> GOAL OF THE EXERCISE
A faithful transcription of all the data is required.

-- THE RECORDS start --

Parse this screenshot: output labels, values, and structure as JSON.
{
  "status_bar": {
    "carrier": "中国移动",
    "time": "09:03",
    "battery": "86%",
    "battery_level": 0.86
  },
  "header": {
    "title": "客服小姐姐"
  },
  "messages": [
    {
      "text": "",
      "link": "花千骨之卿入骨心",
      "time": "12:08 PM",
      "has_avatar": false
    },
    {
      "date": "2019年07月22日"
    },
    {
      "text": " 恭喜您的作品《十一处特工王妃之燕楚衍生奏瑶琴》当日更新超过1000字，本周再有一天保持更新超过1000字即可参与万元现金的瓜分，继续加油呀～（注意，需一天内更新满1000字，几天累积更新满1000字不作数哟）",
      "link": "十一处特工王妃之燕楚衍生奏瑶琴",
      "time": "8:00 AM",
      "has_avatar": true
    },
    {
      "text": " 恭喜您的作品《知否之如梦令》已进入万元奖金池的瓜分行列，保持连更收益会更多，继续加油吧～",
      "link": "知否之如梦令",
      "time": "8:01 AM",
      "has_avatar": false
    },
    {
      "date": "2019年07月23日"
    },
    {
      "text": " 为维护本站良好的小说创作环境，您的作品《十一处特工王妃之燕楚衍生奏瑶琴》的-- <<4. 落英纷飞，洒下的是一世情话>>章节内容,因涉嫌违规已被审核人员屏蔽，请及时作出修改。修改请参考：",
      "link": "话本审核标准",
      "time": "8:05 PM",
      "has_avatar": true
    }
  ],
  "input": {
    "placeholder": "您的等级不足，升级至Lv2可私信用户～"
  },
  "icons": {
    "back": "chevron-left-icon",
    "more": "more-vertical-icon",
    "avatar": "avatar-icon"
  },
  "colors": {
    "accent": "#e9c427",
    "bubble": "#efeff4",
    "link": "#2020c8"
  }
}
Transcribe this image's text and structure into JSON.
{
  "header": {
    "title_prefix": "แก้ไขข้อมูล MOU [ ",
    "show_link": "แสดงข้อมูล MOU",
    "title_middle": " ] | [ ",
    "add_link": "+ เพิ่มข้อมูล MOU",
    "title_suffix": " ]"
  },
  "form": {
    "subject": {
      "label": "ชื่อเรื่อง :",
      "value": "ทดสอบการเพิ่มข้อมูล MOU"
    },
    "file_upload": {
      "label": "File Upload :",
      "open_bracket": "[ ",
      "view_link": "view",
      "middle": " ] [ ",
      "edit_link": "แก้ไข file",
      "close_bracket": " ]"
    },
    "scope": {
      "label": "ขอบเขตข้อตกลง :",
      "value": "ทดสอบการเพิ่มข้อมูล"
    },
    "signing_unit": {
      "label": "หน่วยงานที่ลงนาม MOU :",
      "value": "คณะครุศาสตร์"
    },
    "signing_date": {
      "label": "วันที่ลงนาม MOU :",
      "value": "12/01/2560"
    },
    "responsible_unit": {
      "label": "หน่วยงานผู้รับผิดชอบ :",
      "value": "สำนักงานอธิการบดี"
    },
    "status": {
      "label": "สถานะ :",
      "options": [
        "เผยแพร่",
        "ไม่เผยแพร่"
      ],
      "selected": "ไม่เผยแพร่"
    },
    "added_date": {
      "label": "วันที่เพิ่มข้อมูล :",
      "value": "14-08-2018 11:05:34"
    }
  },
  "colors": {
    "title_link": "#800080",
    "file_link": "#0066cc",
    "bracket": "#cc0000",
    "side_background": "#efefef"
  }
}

-- THE RECORDS end --

> FINAL RESULT
Parse this screenshot: output labels, values, and structure as JSON.
{
  "status_bar": {
    "carrier": "中国移动",
    "time": "09:03",
    "battery": "86%",
    "battery_level": 0.86
  },
  "header": {
    "title": "客服小姐姐"
  },
  "messages": [
    {
      "text": "",
      "link": "花千骨之卿入骨心",
      "time": "12:08 PM",
      "has_avatar": false
    },
    {
      "date": "2019年07月22日"
    },
    {
      "text": " 恭喜您的作品《十一处特工王妃之燕楚衍生奏瑶琴》当日更新超过1000字，本周再有一天保持更新超过1000字即可参与万元现金的瓜分，继续加油呀～（注意，需一天内更新满1000字，几天累积更新满1000字不作数哟）",
      "link": "十一处特工王妃之燕楚衍生奏瑶琴",
      "time": "8:00 AM",
      "has_avatar": true
    },
    {
      "text": " 恭喜您的作品《知否之如梦令》已进入万元奖金池的瓜分行列，保持连更收益会更多，继续加油吧～",
      "link": "知否之如梦令",
      "time": "8:01 AM",
      "has_avatar": false
    },
    {
      "date": "2019年07月23日"
    },
    {
      "text": " 为维护本站良好的小说创作环境，您的作品《十一处特工王妃之燕楚衍生奏瑶琴》的-- <<4. 落英纷飞，洒下的是一世情话>>章节内容,因涉嫌违规已被审核人员屏蔽，请及时作出修改。修改请参考：",
      "link": "话本审核标准",
      "time": "8:05 PM",
      "has_avatar": true
    }
  ],
  "input": {
    "placeholder": "您的等级不足，升级至Lv2可私信用户～"
  },
  "icons": {
    "back": "chevron-left-icon",
    "more": "more-vertical-icon",
    "avatar": "avatar-icon"
  },
  "colors": {
    "accent": "#e9c427",
    "bubble": "#efeff4",
    "link": "#2020c8"
  }
}
Transcribe this image's text and structure into JSON.
{
  "header": {
    "title_prefix": "แก้ไขข้อมูล MOU [ ",
    "show_link": "แสดงข้อมูล MOU",
    "title_middle": " ] | [ ",
    "add_link": "+ เพิ่มข้อมูล MOU",
    "title_suffix": " ]"
  },
  "form": {
    "subject": {
      "label": "ชื่อเรื่อง :",
      "value": "ทดสอบการเพิ่มข้อมูล MOU"
    },
    "file_upload": {
      "label": "File Upload :",
      "open_bracket": "[ ",
      "view_link": "view",
      "middle": " ] [ ",
      "edit_link": "แก้ไข file",
      "close_bracket": " ]"
    },
    "scope": {
      "label": "ขอบเขตข้อตกลง :",
      "value": "ทดสอบการเพิ่มข้อมูล"
    },
    "signing_unit": {
      "label": "หน่วยงานที่ลงนาม MOU :",
      "value": "คณะครุศาสตร์"
    },
    "signing_date": {
      "label": "วันที่ลงนาม MOU :",
      "value": "12/01/2560"
    },
    "responsible_unit": {
      "label": "หน่วยงานผู้รับผิดชอบ :",
      "value": "สำนักงานอธิการบดี"
    },
    "status": {
      "label": "สถานะ :",
      "options": [
        "เผยแพร่",
        "ไม่เผยแพร่"
      ],
      "selected": "ไม่เผยแพร่"
    },
    "added_date": {
      "label": "วันที่เพิ่มข้อมูล :",
      "value": "14-08-2018 11:05:34"
    }
  },
  "colors": {
    "title_link": "#800080",
    "file_link": "#0066cc",
    "bracket": "#cc0000",
    "side_background": "#efefef"
  }
}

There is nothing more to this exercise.